**** MATERIALS PROVIDED

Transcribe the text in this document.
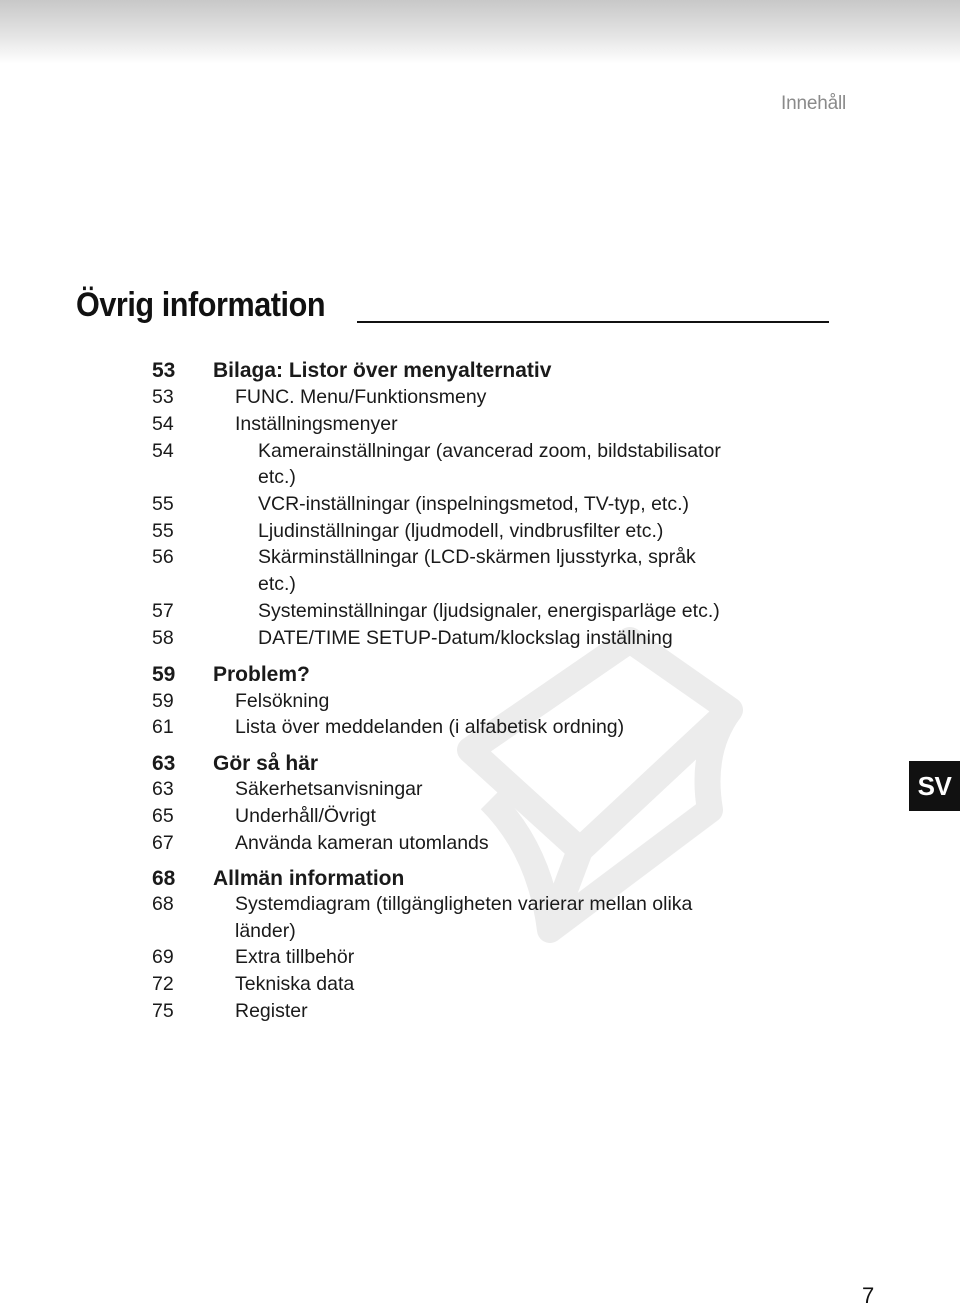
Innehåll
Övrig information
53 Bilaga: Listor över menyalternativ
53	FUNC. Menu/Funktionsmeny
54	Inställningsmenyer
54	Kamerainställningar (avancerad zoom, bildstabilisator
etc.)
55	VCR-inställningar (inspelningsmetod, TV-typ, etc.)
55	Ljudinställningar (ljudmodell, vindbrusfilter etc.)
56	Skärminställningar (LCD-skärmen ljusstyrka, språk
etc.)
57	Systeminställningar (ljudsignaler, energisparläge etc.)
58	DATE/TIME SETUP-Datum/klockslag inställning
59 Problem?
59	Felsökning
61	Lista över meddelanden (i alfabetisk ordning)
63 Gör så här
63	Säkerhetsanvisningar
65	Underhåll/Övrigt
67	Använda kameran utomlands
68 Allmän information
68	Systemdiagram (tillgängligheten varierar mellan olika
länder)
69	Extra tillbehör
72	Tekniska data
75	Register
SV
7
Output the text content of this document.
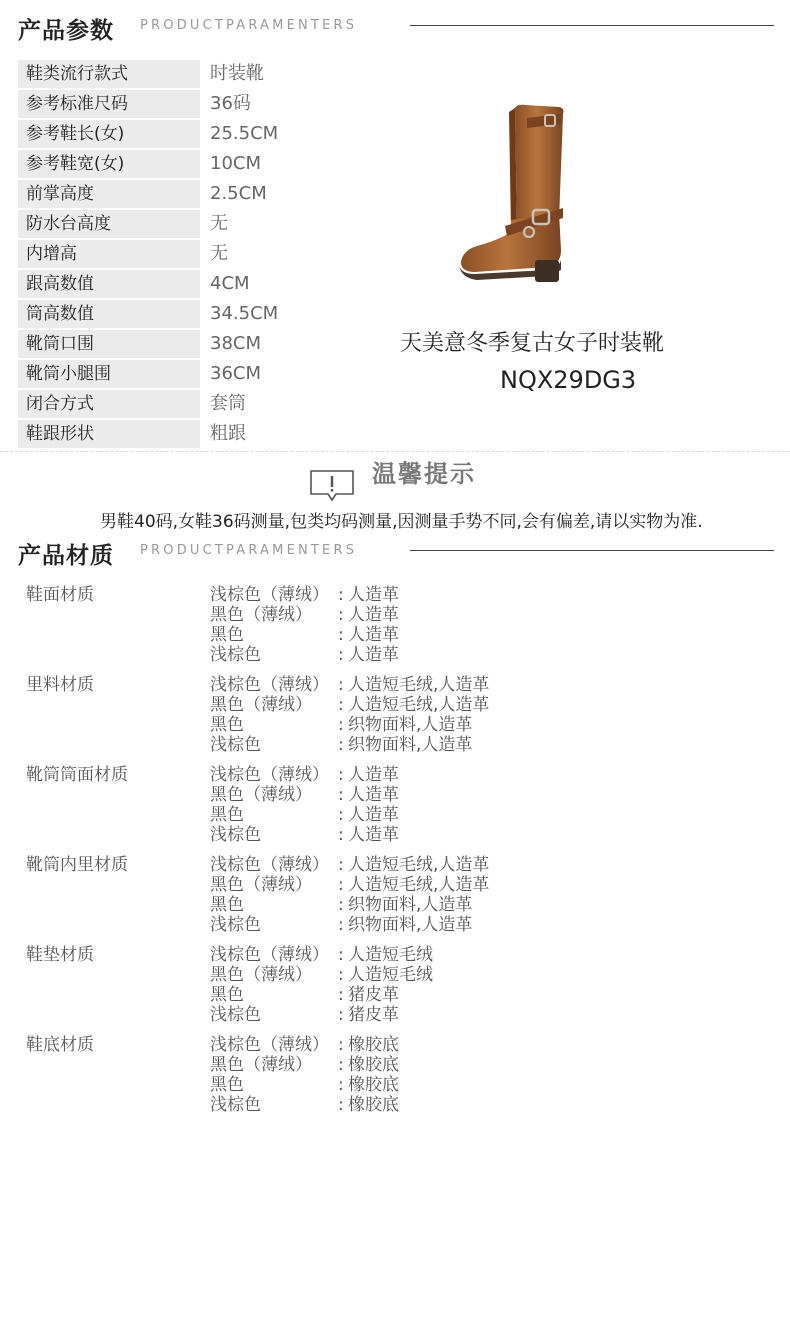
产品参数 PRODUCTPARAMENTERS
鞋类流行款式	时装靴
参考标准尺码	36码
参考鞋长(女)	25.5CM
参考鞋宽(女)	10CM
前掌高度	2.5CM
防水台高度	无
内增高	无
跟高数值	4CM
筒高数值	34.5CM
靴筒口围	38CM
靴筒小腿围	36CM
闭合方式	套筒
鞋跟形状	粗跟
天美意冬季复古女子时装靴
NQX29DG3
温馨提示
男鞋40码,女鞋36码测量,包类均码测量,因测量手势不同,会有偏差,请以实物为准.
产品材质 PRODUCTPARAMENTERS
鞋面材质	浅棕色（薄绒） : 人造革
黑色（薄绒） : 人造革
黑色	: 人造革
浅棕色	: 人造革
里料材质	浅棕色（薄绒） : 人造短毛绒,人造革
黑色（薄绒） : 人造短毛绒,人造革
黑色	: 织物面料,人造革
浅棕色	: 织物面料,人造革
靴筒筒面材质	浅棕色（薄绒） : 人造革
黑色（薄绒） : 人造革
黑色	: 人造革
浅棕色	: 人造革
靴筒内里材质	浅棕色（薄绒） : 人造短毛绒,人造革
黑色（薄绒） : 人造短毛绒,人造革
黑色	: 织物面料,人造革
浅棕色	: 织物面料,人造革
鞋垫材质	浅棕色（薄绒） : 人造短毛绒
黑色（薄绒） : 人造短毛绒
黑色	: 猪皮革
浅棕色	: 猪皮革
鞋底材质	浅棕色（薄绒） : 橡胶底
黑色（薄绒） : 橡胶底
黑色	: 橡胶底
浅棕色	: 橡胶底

********
**** MATERIALS PROVIDED

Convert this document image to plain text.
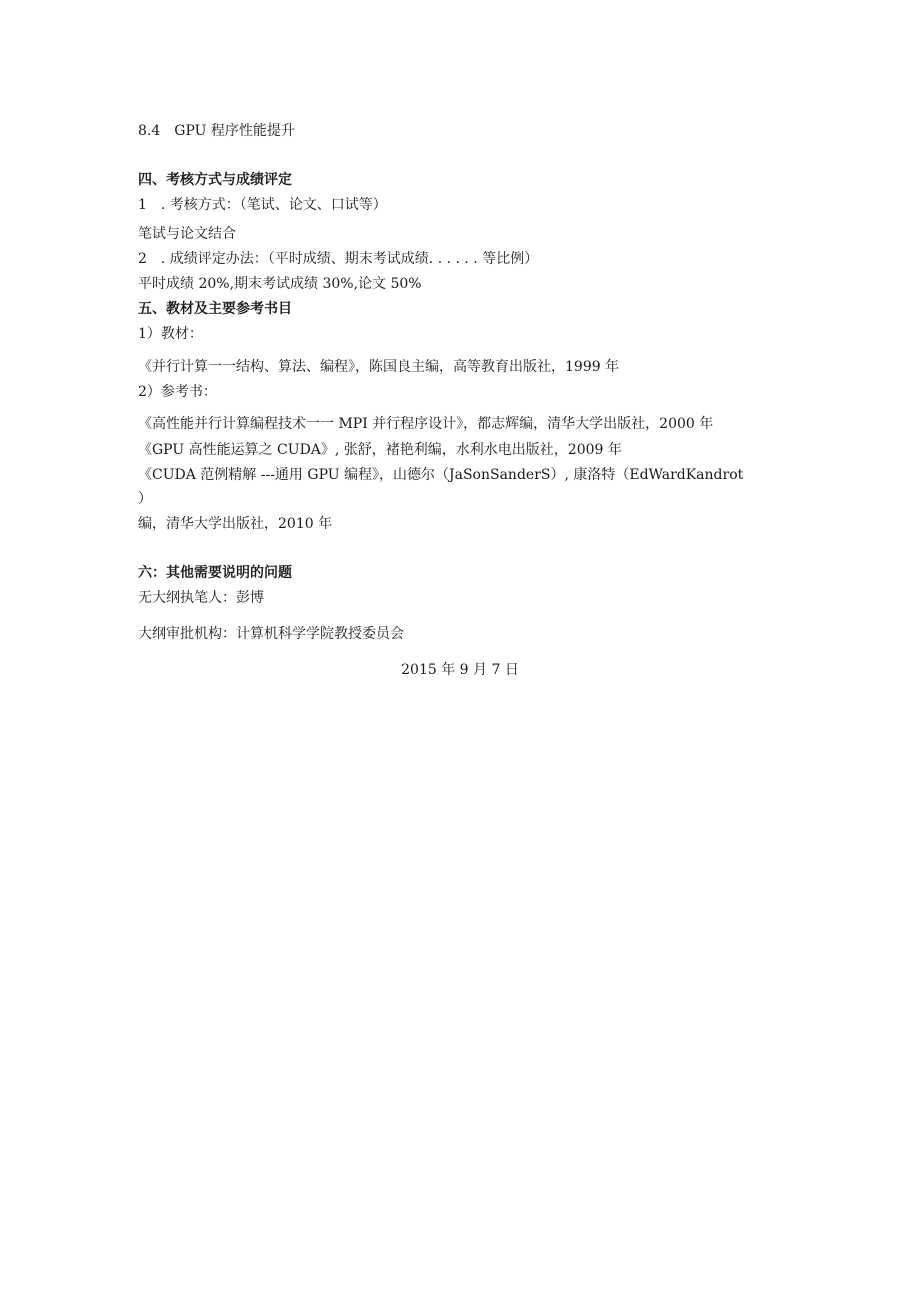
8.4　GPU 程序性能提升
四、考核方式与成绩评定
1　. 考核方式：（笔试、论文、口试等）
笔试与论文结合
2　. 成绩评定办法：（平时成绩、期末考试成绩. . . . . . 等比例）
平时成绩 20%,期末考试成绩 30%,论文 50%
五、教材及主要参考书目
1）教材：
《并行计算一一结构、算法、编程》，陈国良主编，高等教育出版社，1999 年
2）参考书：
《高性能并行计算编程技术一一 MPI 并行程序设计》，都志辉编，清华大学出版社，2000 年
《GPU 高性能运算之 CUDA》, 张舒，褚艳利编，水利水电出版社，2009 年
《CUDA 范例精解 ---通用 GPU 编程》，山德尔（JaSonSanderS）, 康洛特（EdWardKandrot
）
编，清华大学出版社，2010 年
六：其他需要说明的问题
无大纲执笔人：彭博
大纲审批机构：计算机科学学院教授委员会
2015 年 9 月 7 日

********
**** MATERIALS PROVIDED

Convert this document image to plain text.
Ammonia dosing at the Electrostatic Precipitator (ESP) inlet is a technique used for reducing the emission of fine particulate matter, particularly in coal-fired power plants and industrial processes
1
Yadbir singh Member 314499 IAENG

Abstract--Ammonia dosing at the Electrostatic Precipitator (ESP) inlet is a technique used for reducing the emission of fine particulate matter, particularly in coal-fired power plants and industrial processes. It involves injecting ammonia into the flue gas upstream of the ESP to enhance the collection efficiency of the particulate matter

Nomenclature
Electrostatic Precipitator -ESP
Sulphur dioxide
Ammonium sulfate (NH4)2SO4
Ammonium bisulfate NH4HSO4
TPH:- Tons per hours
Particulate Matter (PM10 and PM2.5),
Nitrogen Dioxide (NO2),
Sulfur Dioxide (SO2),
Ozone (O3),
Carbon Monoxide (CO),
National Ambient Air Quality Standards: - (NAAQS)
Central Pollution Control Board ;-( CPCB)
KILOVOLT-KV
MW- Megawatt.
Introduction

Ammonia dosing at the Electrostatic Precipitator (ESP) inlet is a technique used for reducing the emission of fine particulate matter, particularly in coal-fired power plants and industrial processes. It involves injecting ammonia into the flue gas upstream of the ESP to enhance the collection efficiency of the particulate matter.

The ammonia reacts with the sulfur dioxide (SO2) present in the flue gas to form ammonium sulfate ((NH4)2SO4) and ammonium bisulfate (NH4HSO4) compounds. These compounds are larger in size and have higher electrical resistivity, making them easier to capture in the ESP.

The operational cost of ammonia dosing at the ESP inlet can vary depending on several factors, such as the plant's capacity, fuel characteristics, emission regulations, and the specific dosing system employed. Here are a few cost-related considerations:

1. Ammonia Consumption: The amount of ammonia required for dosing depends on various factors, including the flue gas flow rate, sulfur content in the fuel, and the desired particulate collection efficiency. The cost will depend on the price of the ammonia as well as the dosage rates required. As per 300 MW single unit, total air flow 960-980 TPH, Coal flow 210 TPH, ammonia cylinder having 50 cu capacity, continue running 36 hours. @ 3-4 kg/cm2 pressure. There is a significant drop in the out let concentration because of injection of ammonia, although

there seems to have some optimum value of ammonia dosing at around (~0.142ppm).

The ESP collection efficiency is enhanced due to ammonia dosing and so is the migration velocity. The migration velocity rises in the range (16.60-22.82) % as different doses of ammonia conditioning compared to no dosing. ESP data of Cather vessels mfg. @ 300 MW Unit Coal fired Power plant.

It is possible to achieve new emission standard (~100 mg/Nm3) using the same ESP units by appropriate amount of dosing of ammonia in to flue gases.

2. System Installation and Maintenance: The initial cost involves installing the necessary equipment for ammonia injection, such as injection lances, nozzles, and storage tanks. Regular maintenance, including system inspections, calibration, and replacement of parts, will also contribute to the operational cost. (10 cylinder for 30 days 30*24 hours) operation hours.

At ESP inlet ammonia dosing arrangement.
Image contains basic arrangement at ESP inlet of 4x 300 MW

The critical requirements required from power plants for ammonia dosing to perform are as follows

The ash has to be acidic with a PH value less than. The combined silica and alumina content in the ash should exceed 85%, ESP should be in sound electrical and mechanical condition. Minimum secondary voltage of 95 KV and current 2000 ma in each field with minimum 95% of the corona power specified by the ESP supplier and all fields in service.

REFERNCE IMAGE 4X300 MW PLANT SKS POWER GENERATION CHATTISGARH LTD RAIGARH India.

********

_PROMPT:_ Locate the word "electrical" in the data above. Copy every line carrying it.

_THE COMPLETED TASK:_
The ammonia reacts with the sulfur dioxide (SO2) present in the flue gas to form ammonium sulfate ((NH4)2SO4) and ammonium bisulfate (NH4HSO4) compounds. These compounds are larger in size and have higher electrical resistivity, making them easier to capture in the ESP.
The ash has to be acidic with a PH value less than. The combined silica and alumina content in the ash should exceed 85%, ESP should be in sound electrical and mechanical condition. Minimum secondary voltage of 95 KV and current 2000 ma in each field with minimum 95% of the corona power specified by the ESP supplier and all fields in service.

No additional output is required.